Dataset rows start

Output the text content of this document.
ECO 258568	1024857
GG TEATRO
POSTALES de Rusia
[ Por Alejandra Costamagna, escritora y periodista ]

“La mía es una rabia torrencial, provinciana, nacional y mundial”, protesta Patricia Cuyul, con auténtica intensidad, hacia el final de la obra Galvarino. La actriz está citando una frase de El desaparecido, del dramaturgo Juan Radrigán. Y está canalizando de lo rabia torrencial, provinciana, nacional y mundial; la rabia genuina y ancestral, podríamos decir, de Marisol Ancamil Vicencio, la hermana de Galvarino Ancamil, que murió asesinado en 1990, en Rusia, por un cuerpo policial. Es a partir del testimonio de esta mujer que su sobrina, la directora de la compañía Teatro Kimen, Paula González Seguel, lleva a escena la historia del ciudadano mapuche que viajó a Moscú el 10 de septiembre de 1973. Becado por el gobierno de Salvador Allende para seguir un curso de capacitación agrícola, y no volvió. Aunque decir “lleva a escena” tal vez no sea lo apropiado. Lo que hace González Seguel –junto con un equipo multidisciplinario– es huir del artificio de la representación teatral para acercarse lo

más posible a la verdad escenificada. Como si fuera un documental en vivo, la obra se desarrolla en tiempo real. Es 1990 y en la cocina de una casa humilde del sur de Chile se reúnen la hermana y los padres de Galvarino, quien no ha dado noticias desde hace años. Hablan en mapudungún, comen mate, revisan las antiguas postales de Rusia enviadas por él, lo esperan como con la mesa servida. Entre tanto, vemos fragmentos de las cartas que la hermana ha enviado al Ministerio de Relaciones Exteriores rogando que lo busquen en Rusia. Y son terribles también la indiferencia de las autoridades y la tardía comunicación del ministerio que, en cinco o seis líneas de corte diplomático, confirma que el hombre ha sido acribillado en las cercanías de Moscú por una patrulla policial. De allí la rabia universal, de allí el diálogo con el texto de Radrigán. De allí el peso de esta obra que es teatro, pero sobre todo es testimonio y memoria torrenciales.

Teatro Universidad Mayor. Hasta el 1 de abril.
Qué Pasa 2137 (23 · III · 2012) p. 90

Dataset rows end

Extract every record. Keep wording exact.

- _Answer to this task_
Output the text content of this document.
ECO 258568	1024857
GG TEATRO
POSTALES de Rusia
[ Por Alejandra Costamagna, escritora y periodista ]

“La mía es una rabia torrencial, provinciana, nacional y mundial”, protesta Patricia Cuyul, con auténtica intensidad, hacia el final de la obra Galvarino. La actriz está citando una frase de El desaparecido, del dramaturgo Juan Radrigán. Y está canalizando de lo rabia torrencial, provinciana, nacional y mundial; la rabia genuina y ancestral, podríamos decir, de Marisol Ancamil Vicencio, la hermana de Galvarino Ancamil, que murió asesinado en 1990, en Rusia, por un cuerpo policial. Es a partir del testimonio de esta mujer que su sobrina, la directora de la compañía Teatro Kimen, Paula González Seguel, lleva a escena la historia del ciudadano mapuche que viajó a Moscú el 10 de septiembre de 1973. Becado por el gobierno de Salvador Allende para seguir un curso de capacitación agrícola, y no volvió. Aunque decir “lleva a escena” tal vez no sea lo apropiado. Lo que hace González Seguel –junto con un equipo multidisciplinario– es huir del artificio de la representación teatral para acercarse lo

más posible a la verdad escenificada. Como si fuera un documental en vivo, la obra se desarrolla en tiempo real. Es 1990 y en la cocina de una casa humilde del sur de Chile se reúnen la hermana y los padres de Galvarino, quien no ha dado noticias desde hace años. Hablan en mapudungún, comen mate, revisan las antiguas postales de Rusia enviadas por él, lo esperan como con la mesa servida. Entre tanto, vemos fragmentos de las cartas que la hermana ha enviado al Ministerio de Relaciones Exteriores rogando que lo busquen en Rusia. Y son terribles también la indiferencia de las autoridades y la tardía comunicación del ministerio que, en cinco o seis líneas de corte diplomático, confirma que el hombre ha sido acribillado en las cercanías de Moscú por una patrulla policial. De allí la rabia universal, de allí el diálogo con el texto de Radrigán. De allí el peso de esta obra que es teatro, pero sobre todo es testimonio y memoria torrenciales.

Teatro Universidad Mayor. Hasta el 1 de abril.
Qué Pasa 2137 (23 · III · 2012) p. 90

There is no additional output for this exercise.